▸ **你的任务**
根据节选文本回答：
(a) 讲话者认为我们唯一不得不害怕的是什么？
(b) 讲话者说我们的苦恼决不是因为缺乏什么？
(c) 面对信贷的失败，主宰物资交换的统治者们提议怎么做？

▸ **节选文本**
****
胡佛总统,首席法官先生,朋友们: 今天,对我们的国家来说,是一个神圣的日子。我肯定,同胞们都期待我在就任总统时,会像我国目前形势所要求的那样,坦率而果断地向他们讲话。现在正是坦白、勇敢地说出实话,说出全部实话的最好时刻。我们不必畏首畏尾,不老老实实面对我国今天的情况。这个伟大的国家会一如既往地坚持下去,它会复兴和繁荣起来。因此,让我首先表明我的坚定信念:我们唯一不得不害怕的就是害怕本身--一种莫名其妙、丧失理智的、毫无根据的恐惧,它把人转退为进所需的种种努力化为泡影。凡在我国生活阴云密布的时刻,坦率而有活力的领导都得到过人民的理解和支持,从而为胜利准备了必不可少的条件。我相信,在目前危急时刻,大家会再次给予同样的支持。
我和你们都要以这种精神,来面对我们共同的困难。感谢上帝,这些困难只是物质方面的。价值难以想象地贬缩了;课税增加了;我们的支付能力下降了;各级政府面临着严重的收入短缺;交换手段在贸易过程中遭到了冻结;工业企业枯萎的落叶到处可见;农场主的产品找不到销路;千家万户多年的积蓄付之东流。
更重要的是,大批失业公民正面临严峻的生存问题,还有大批公民正以艰辛的劳动换取微薄的报酬。只有愚蠢的乐天派会否认当前这些阴暗的现实。
但是,我们的苦恼决不是因为缺乏物资。我们没有遭到什么蝗虫的灾害。我们的先辈曾以信念和无畏一次次转危为安,比起他们经历过的险阻,我们仍大可感到欣慰。大自然仍在给予我们恩惠,人类的努力已使之倍增。富足的情景近在咫尺,但就在我们见到这种 情景的时候,宽裕的生活却悄然离去。这主要是因为主宰人类物资交换的统治者们失败了,他们固执己见而又无能为力,因而已经认定失败了,并撒手不管了。贪得无厌的货币兑换商的种种行径。将受到舆论法庭的起诉,将受到人类心灵理智的唾弃。
是的,他们是努力过,然而他们用的是一种完全过时的方法。面对信贷的失败,他们只是提议借出更多的钱。没有了当诱饵引诱 人民追随他们的错误领导的金钱,他们只得求助于讲道,含泪祈求人民重新给予他们信心。他们只知自我追求者们的处世规则。他们没有眼光,而没有眼光的人是要灭亡的。
****
▸ **所给数据**
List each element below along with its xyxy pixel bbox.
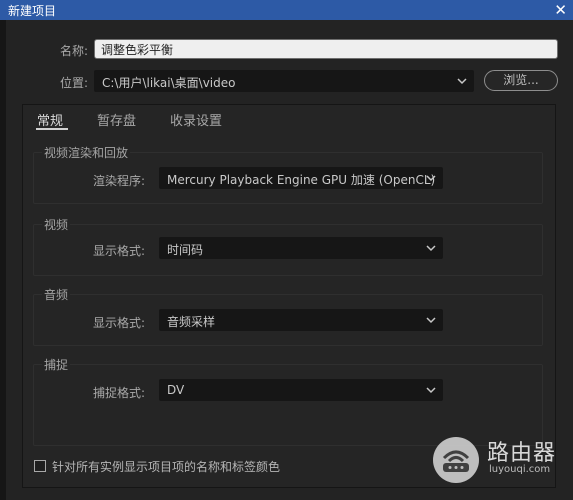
****
▸ **参考答案**
(a) 害怕本身。
(b) 物资。
(c) 借出更多的钱。